» **Supplied records**
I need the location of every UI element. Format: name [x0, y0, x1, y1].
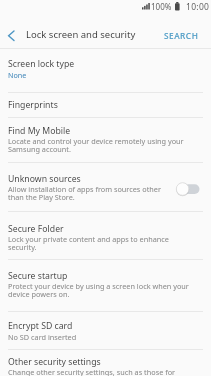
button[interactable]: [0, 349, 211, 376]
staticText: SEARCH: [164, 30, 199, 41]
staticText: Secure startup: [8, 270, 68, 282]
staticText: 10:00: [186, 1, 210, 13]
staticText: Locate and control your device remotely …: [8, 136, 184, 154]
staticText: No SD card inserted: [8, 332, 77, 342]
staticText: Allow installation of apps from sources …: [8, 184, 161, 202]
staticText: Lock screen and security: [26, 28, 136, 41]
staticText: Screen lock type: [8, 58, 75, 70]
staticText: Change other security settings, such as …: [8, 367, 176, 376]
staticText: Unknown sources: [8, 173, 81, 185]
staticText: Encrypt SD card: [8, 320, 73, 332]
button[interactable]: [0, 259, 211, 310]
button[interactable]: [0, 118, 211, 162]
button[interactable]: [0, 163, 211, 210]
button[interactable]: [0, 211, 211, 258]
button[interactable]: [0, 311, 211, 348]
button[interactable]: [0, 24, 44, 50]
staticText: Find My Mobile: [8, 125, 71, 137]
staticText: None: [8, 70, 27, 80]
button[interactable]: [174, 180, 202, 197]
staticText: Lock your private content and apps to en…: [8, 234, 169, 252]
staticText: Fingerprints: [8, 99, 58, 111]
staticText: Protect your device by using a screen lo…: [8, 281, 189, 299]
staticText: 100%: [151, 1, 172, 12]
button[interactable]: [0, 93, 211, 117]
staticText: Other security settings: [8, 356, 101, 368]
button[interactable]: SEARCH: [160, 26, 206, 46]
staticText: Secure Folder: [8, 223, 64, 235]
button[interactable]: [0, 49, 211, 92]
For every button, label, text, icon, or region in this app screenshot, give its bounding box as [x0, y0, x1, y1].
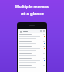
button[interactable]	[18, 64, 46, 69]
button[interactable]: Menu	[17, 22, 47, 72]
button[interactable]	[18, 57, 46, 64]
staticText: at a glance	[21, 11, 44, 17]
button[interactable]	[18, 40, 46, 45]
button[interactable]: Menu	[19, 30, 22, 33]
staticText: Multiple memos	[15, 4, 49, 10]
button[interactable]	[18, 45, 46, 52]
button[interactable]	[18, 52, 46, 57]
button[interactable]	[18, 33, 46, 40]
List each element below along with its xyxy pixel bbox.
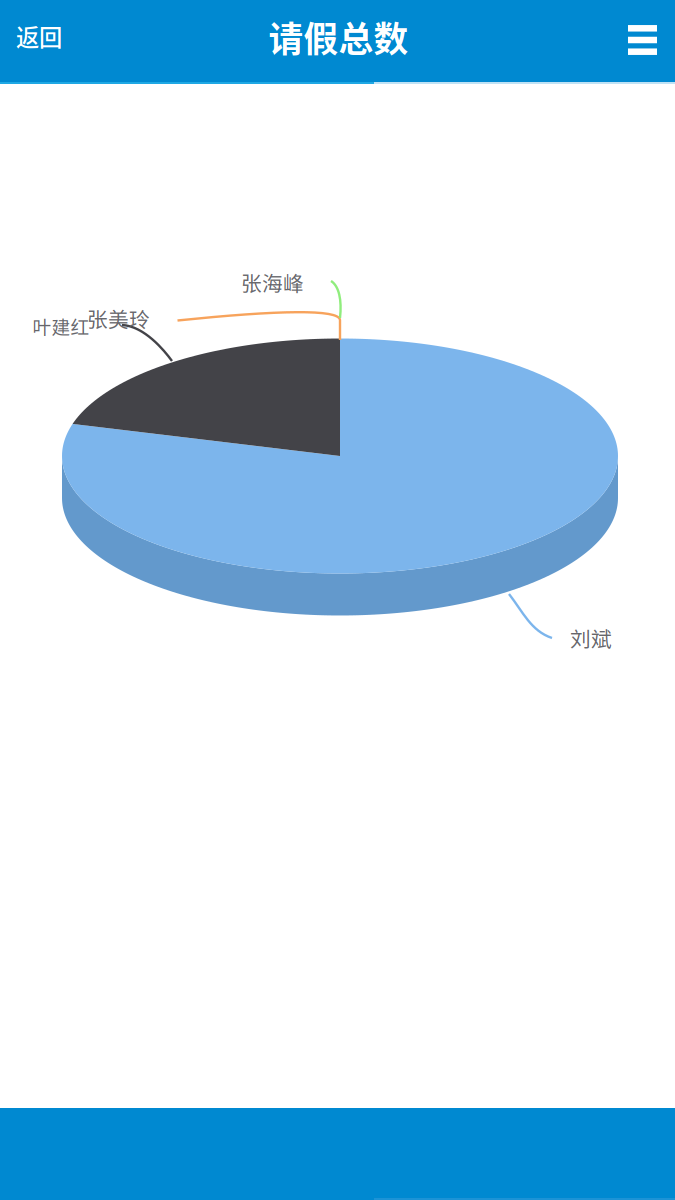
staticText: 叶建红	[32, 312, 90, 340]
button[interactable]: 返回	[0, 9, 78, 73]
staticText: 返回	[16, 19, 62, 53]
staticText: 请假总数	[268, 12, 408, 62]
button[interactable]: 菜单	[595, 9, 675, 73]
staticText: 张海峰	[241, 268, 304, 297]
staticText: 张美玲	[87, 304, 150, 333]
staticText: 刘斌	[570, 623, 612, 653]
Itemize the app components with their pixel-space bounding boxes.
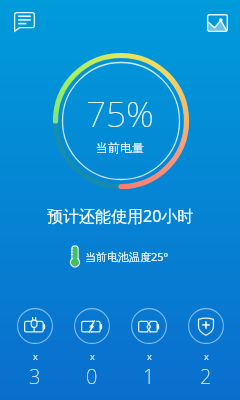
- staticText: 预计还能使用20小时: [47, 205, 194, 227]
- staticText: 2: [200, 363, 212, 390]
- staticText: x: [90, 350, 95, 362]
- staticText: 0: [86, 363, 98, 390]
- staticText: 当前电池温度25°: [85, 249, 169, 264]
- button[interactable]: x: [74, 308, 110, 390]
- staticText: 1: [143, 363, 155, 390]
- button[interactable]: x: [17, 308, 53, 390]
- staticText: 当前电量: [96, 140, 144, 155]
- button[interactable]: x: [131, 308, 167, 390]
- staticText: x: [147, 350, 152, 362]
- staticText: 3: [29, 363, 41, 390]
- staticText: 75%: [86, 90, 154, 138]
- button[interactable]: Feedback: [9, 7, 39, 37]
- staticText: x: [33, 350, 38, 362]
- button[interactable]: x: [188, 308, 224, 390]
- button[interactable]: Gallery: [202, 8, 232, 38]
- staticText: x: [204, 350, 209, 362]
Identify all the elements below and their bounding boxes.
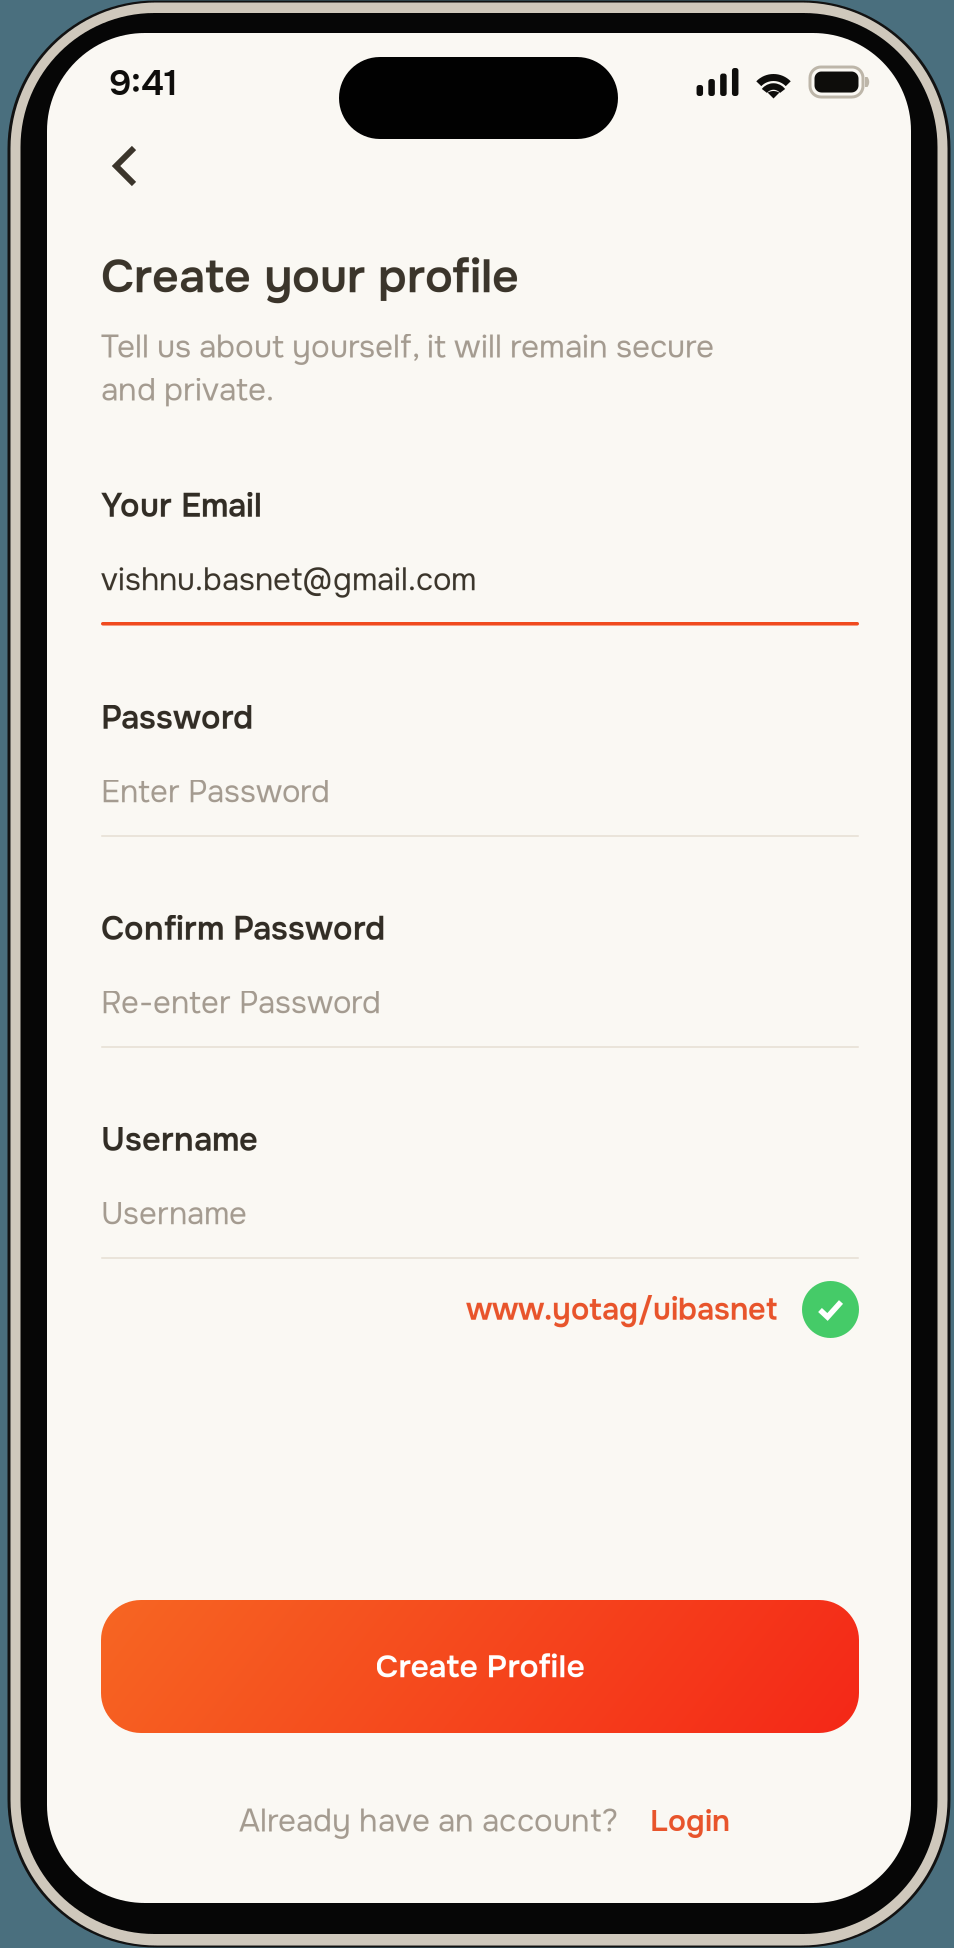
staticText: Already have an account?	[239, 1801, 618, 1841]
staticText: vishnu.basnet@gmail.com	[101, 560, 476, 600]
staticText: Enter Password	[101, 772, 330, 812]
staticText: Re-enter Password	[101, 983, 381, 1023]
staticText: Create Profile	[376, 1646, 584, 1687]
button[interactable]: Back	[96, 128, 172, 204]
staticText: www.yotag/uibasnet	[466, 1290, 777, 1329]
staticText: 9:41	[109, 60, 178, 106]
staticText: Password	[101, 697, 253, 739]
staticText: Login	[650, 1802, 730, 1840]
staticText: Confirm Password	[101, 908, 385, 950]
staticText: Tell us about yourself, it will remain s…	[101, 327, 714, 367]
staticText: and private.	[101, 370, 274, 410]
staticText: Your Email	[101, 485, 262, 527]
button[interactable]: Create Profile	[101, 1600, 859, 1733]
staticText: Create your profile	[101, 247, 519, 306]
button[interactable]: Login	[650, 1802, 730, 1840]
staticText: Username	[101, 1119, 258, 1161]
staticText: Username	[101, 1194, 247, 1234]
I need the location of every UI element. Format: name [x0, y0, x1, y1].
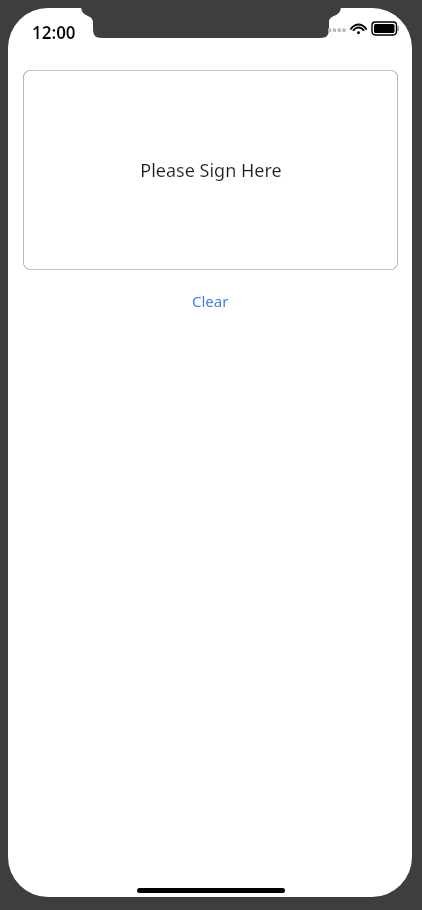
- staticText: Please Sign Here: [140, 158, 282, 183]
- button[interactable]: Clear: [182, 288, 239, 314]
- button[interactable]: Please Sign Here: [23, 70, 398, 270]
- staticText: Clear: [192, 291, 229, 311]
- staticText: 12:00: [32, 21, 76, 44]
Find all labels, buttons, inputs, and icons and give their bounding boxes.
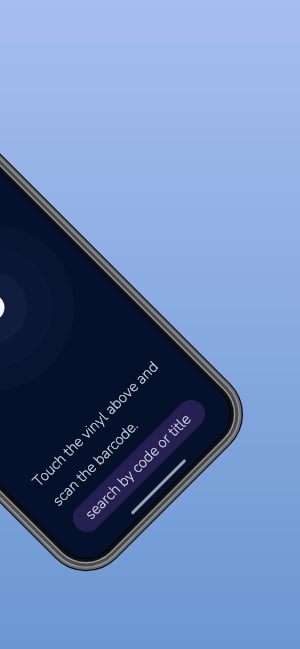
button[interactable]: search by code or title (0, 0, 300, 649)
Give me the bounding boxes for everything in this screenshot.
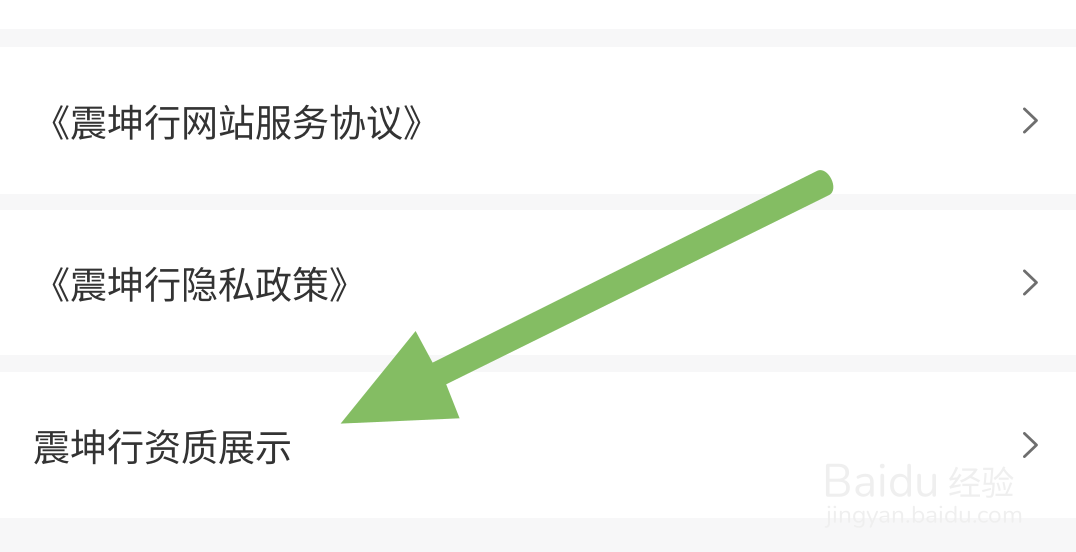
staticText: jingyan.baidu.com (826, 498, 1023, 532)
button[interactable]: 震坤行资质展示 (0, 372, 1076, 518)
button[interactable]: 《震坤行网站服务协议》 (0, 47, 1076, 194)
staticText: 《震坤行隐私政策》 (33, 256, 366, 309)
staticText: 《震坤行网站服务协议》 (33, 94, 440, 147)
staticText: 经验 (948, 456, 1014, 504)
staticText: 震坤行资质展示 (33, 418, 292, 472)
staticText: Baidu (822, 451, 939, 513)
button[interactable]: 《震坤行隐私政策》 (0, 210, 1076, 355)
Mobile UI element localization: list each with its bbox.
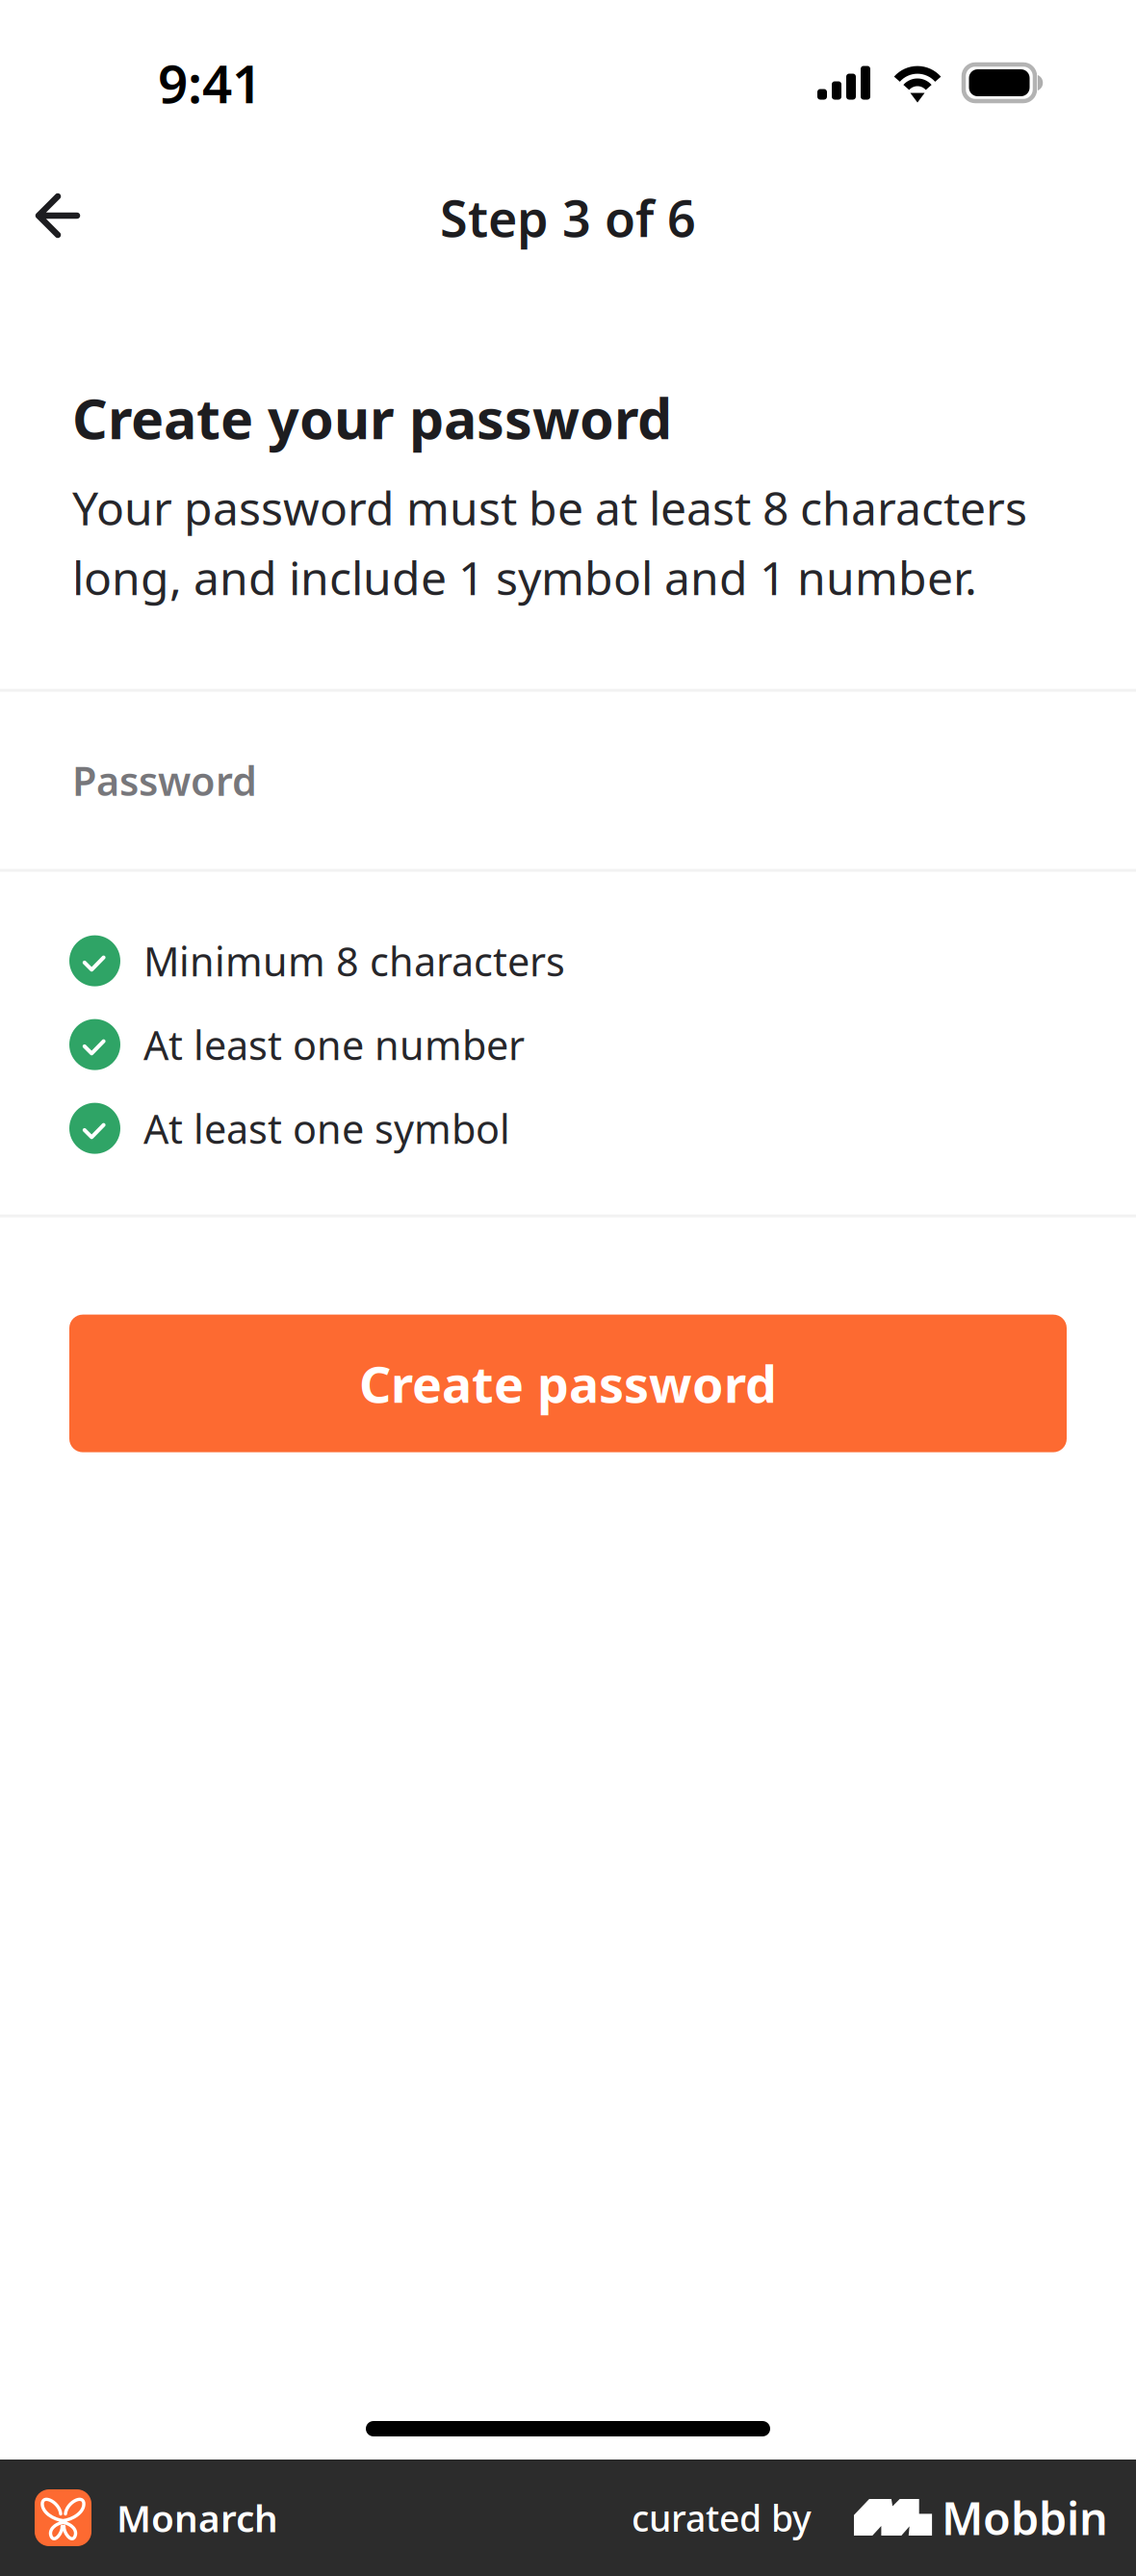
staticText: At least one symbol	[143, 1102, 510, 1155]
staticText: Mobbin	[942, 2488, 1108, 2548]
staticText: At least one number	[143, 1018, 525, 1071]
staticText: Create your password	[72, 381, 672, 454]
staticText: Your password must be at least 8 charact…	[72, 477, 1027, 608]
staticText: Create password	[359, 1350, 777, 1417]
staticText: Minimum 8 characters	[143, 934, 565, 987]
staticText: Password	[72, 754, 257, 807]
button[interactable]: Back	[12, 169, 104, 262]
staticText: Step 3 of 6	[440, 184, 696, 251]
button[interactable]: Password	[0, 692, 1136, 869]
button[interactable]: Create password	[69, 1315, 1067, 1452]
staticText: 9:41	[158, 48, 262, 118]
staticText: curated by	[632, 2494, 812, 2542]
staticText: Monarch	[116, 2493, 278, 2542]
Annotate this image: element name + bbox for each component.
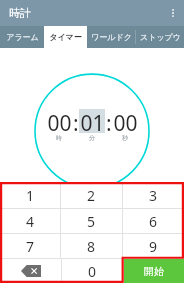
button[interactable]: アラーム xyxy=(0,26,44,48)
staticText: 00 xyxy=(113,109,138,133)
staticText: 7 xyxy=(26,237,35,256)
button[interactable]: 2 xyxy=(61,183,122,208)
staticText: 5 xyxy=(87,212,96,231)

» **Written request**
Which lines of the listing run from the one containing "312, 90, 340]" through the one containing "Itemize the app"? Copy them exactly, starting at the first and ending after the second.

» **Answer to this exercise**
staticText: 叶建红	[32, 312, 90, 340]
button[interactable]: 返回	[0, 9, 78, 73]
staticText: 返回	[16, 19, 62, 53]
staticText: 请假总数	[268, 12, 408, 62]
button[interactable]: 菜单	[595, 9, 675, 73]
staticText: 张海峰	[241, 268, 304, 297]
staticText: 张美玲	[87, 304, 150, 333]
staticText: 刘斌	[570, 623, 612, 653]
Itemize the app components with their pixel-space bounding boxes.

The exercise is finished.